• **What is needed**:
Copy every entry exactly.

• **Entries**:

'''

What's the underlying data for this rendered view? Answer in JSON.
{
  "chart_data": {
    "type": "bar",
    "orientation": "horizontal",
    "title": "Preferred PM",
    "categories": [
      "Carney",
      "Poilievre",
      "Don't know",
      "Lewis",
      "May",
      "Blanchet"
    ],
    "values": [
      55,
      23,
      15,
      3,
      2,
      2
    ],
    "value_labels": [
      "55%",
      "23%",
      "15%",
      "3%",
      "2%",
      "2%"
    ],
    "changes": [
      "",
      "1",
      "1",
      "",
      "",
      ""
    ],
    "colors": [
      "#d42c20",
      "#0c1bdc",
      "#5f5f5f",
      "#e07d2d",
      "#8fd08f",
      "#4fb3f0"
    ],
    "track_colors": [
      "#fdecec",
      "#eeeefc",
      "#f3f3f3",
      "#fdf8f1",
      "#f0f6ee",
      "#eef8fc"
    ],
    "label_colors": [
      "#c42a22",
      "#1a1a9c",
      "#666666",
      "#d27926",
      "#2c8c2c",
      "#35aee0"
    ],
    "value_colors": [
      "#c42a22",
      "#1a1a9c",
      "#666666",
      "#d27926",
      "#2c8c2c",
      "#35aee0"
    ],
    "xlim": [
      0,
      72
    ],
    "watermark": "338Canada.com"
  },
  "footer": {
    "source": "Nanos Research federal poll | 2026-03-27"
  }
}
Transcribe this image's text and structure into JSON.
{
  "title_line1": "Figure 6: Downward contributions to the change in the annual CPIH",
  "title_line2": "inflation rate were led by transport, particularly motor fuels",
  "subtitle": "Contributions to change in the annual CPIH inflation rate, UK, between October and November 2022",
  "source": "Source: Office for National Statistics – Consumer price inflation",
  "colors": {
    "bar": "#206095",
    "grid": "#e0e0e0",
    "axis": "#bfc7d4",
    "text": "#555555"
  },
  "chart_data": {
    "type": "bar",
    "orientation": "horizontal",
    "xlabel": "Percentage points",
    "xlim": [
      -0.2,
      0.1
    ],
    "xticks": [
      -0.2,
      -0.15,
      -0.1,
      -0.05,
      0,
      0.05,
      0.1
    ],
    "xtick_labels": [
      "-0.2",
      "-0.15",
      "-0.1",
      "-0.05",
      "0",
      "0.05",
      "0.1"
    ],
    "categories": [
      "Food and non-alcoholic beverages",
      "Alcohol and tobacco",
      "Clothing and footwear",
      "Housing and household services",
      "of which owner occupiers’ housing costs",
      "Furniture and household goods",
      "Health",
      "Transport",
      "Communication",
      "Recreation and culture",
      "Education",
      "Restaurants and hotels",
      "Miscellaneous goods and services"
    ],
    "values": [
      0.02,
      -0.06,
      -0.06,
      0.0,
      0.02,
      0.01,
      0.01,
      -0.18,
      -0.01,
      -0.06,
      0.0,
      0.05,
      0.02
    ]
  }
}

'''

• **Completed task**:
What's the underlying data for this rendered view? Answer in JSON.
{
  "chart_data": {
    "type": "bar",
    "orientation": "horizontal",
    "title": "Preferred PM",
    "categories": [
      "Carney",
      "Poilievre",
      "Don't know",
      "Lewis",
      "May",
      "Blanchet"
    ],
    "values": [
      55,
      23,
      15,
      3,
      2,
      2
    ],
    "value_labels": [
      "55%",
      "23%",
      "15%",
      "3%",
      "2%",
      "2%"
    ],
    "changes": [
      "",
      "1",
      "1",
      "",
      "",
      ""
    ],
    "colors": [
      "#d42c20",
      "#0c1bdc",
      "#5f5f5f",
      "#e07d2d",
      "#8fd08f",
      "#4fb3f0"
    ],
    "track_colors": [
      "#fdecec",
      "#eeeefc",
      "#f3f3f3",
      "#fdf8f1",
      "#f0f6ee",
      "#eef8fc"
    ],
    "label_colors": [
      "#c42a22",
      "#1a1a9c",
      "#666666",
      "#d27926",
      "#2c8c2c",
      "#35aee0"
    ],
    "value_colors": [
      "#c42a22",
      "#1a1a9c",
      "#666666",
      "#d27926",
      "#2c8c2c",
      "#35aee0"
    ],
    "xlim": [
      0,
      72
    ],
    "watermark": "338Canada.com"
  },
  "footer": {
    "source": "Nanos Research federal poll | 2026-03-27"
  }
}
Transcribe this image's text and structure into JSON.
{
  "title_line1": "Figure 6: Downward contributions to the change in the annual CPIH",
  "title_line2": "inflation rate were led by transport, particularly motor fuels",
  "subtitle": "Contributions to change in the annual CPIH inflation rate, UK, between October and November 2022",
  "source": "Source: Office for National Statistics – Consumer price inflation",
  "colors": {
    "bar": "#206095",
    "grid": "#e0e0e0",
    "axis": "#bfc7d4",
    "text": "#555555"
  },
  "chart_data": {
    "type": "bar",
    "orientation": "horizontal",
    "xlabel": "Percentage points",
    "xlim": [
      -0.2,
      0.1
    ],
    "xticks": [
      -0.2,
      -0.15,
      -0.1,
      -0.05,
      0,
      0.05,
      0.1
    ],
    "xtick_labels": [
      "-0.2",
      "-0.15",
      "-0.1",
      "-0.05",
      "0",
      "0.05",
      "0.1"
    ],
    "categories": [
      "Food and non-alcoholic beverages",
      "Alcohol and tobacco",
      "Clothing and footwear",
      "Housing and household services",
      "of which owner occupiers’ housing costs",
      "Furniture and household goods",
      "Health",
      "Transport",
      "Communication",
      "Recreation and culture",
      "Education",
      "Restaurants and hotels",
      "Miscellaneous goods and services"
    ],
    "values": [
      0.02,
      -0.06,
      -0.06,
      0.0,
      0.02,
      0.01,
      0.01,
      -0.18,
      -0.01,
      -0.06,
      0.0,
      0.05,
      0.02
    ]
  }
}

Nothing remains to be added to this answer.